Entries supplied:
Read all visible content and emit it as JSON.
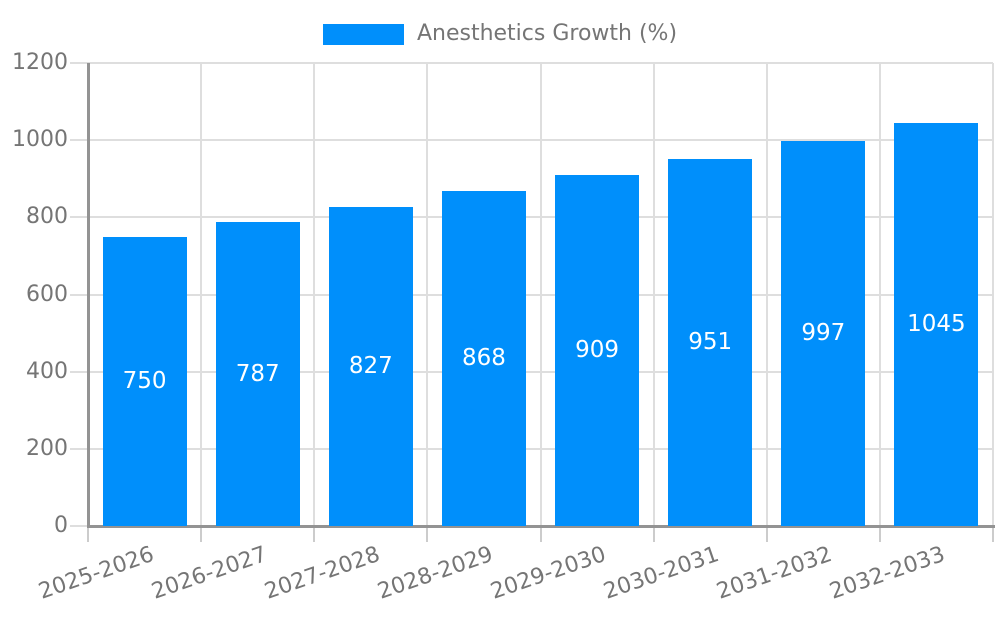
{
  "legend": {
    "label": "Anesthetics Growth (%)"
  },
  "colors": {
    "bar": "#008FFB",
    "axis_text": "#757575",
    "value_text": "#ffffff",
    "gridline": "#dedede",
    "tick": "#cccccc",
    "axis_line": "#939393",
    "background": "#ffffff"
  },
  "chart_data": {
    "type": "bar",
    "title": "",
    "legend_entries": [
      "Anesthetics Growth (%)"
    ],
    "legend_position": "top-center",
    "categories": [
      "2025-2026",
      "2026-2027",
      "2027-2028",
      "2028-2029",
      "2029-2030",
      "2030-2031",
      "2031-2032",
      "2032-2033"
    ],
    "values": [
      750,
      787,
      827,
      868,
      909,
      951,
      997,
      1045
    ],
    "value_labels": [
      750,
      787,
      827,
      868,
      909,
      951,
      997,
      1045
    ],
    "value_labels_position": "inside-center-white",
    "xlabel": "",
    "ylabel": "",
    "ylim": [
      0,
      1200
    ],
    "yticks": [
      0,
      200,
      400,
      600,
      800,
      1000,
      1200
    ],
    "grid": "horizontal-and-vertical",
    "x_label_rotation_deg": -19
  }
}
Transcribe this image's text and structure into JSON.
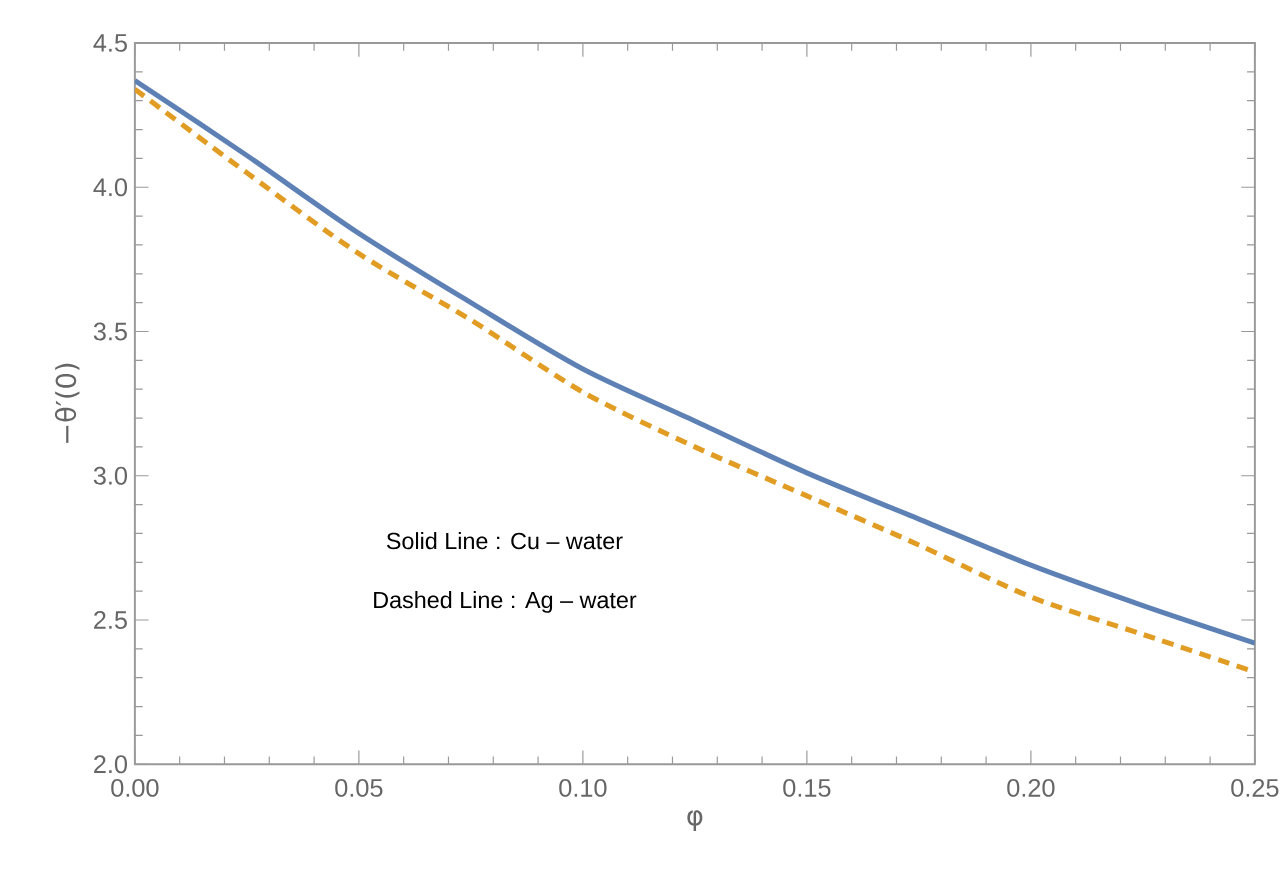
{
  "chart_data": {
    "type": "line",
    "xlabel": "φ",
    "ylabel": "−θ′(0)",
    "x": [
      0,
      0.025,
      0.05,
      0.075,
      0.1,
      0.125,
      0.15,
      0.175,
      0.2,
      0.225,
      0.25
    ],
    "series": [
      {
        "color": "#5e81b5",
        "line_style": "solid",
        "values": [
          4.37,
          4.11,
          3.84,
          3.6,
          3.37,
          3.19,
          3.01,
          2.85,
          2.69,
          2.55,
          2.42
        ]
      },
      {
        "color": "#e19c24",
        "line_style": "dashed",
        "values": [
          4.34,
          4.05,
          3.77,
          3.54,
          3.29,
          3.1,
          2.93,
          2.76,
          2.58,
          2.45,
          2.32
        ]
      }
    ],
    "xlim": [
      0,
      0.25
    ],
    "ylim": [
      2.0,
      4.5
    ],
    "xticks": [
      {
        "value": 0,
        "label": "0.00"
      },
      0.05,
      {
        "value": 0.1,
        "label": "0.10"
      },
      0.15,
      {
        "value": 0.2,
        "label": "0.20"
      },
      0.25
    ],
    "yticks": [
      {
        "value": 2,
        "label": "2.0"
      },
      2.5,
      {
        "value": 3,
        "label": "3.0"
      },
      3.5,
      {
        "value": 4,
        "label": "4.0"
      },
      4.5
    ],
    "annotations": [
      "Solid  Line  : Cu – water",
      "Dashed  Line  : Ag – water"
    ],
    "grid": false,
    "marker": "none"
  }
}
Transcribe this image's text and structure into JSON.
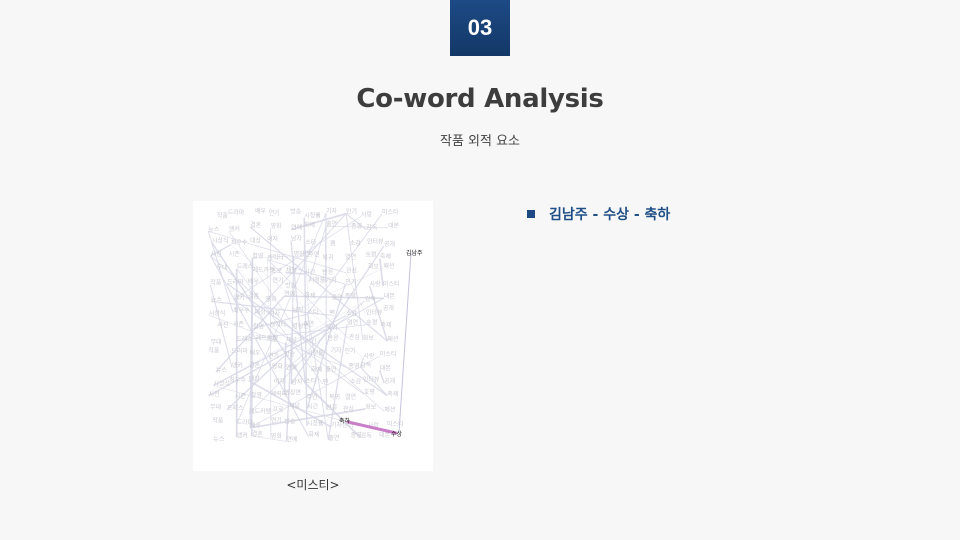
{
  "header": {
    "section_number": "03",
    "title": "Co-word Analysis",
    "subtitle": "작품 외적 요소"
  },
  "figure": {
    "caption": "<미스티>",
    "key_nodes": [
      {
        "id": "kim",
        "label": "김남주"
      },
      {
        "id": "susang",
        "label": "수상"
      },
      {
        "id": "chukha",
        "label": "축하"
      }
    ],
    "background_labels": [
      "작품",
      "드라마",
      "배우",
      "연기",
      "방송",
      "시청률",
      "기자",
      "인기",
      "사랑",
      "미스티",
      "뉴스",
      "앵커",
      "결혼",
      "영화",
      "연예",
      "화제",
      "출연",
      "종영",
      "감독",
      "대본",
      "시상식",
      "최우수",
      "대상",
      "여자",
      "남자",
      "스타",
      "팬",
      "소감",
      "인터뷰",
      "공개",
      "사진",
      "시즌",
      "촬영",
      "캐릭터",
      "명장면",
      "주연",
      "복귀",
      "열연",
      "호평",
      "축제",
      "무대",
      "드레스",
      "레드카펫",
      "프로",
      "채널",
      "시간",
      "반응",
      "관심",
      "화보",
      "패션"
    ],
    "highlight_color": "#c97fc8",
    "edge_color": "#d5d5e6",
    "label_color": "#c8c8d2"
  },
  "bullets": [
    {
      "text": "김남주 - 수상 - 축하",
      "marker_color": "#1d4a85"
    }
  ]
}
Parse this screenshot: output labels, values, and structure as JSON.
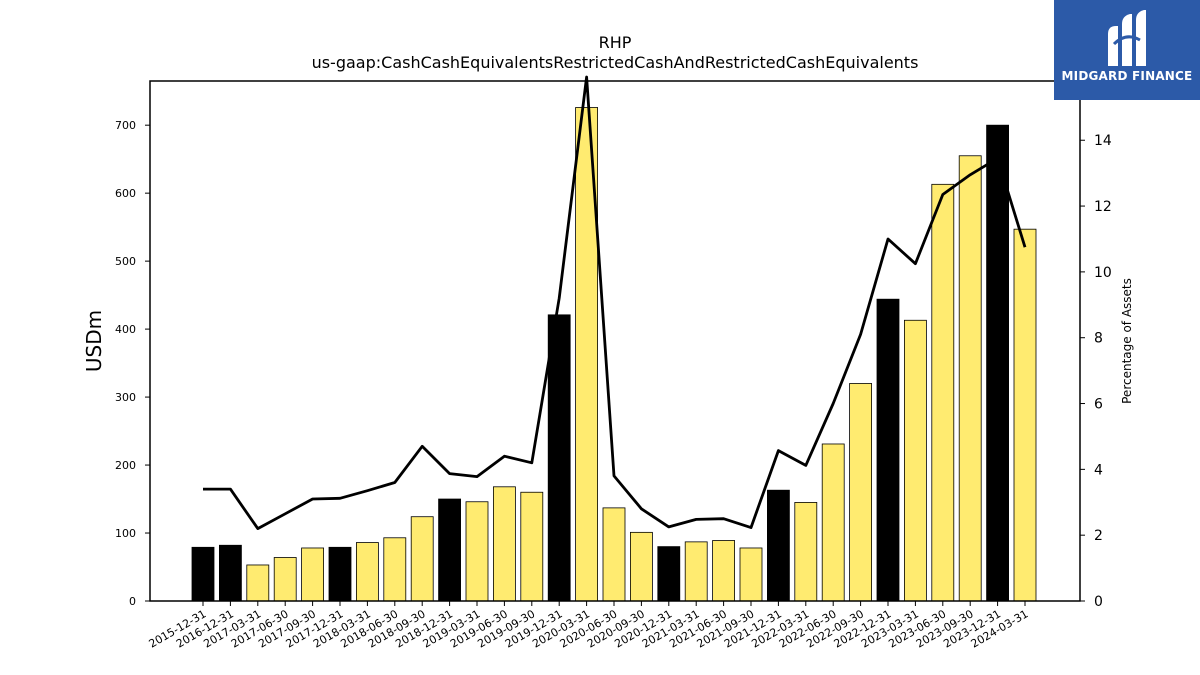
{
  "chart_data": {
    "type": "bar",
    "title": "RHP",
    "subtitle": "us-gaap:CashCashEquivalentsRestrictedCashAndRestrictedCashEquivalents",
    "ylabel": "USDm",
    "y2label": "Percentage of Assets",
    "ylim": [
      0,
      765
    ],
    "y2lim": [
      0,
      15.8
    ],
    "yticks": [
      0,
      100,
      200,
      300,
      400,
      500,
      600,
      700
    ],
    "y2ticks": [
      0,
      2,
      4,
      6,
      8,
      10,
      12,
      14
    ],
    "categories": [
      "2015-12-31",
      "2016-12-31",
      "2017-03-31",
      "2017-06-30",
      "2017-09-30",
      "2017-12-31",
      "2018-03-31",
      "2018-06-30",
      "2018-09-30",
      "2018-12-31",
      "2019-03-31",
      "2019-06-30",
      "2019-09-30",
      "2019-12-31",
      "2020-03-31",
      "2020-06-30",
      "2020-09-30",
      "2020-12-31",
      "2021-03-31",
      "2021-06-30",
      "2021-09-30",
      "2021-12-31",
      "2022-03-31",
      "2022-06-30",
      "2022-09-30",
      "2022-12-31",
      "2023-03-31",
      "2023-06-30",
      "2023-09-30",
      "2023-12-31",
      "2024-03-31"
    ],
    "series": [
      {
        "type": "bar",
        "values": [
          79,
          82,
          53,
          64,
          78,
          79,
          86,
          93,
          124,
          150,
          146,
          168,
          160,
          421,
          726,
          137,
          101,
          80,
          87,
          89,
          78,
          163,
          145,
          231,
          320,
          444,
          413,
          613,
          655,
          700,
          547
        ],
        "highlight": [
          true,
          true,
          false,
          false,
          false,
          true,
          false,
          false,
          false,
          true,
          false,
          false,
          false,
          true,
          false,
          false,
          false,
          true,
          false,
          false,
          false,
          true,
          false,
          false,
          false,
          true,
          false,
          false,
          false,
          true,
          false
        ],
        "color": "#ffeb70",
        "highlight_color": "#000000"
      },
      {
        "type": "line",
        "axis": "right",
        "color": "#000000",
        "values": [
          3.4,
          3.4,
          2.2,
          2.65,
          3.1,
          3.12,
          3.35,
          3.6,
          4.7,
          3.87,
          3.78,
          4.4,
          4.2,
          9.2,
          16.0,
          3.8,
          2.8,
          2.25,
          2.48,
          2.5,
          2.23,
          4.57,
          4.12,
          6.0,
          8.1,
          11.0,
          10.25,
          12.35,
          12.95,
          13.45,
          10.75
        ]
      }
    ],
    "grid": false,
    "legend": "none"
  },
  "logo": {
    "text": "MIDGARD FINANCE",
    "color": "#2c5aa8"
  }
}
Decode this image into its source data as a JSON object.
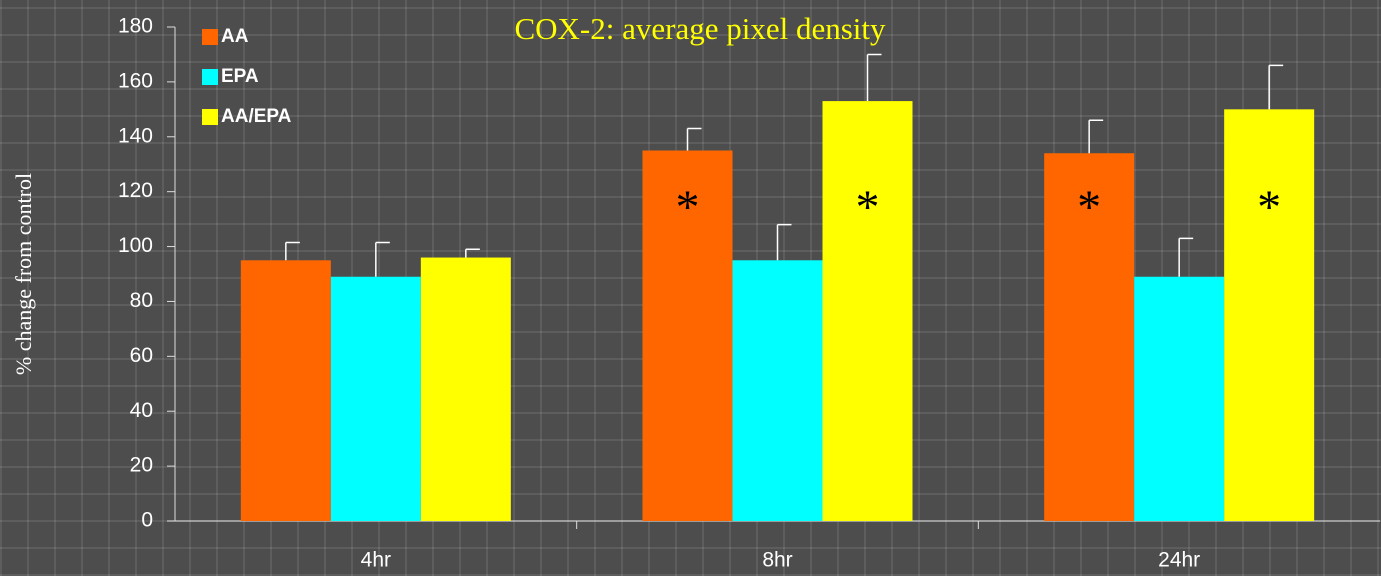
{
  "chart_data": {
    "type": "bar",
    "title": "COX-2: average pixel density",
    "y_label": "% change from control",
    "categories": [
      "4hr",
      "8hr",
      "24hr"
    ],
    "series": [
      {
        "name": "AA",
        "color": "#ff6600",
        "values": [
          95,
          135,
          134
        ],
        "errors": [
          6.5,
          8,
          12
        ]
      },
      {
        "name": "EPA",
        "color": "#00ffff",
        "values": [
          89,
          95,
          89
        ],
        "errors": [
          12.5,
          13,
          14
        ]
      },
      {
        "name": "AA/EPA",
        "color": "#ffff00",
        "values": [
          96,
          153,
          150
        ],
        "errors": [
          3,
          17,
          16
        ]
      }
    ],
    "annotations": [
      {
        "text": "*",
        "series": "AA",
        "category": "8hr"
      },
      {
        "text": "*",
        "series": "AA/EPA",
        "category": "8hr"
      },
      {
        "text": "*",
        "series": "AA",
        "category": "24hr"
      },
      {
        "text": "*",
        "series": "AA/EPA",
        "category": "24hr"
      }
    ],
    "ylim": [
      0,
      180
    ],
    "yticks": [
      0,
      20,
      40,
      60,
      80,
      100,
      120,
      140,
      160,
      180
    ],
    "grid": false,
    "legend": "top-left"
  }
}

Aim: Copy every line above that holds the word "ffffff".

Problem solution:
    "value_text": "#ffffff",
    "background": "#ffffff"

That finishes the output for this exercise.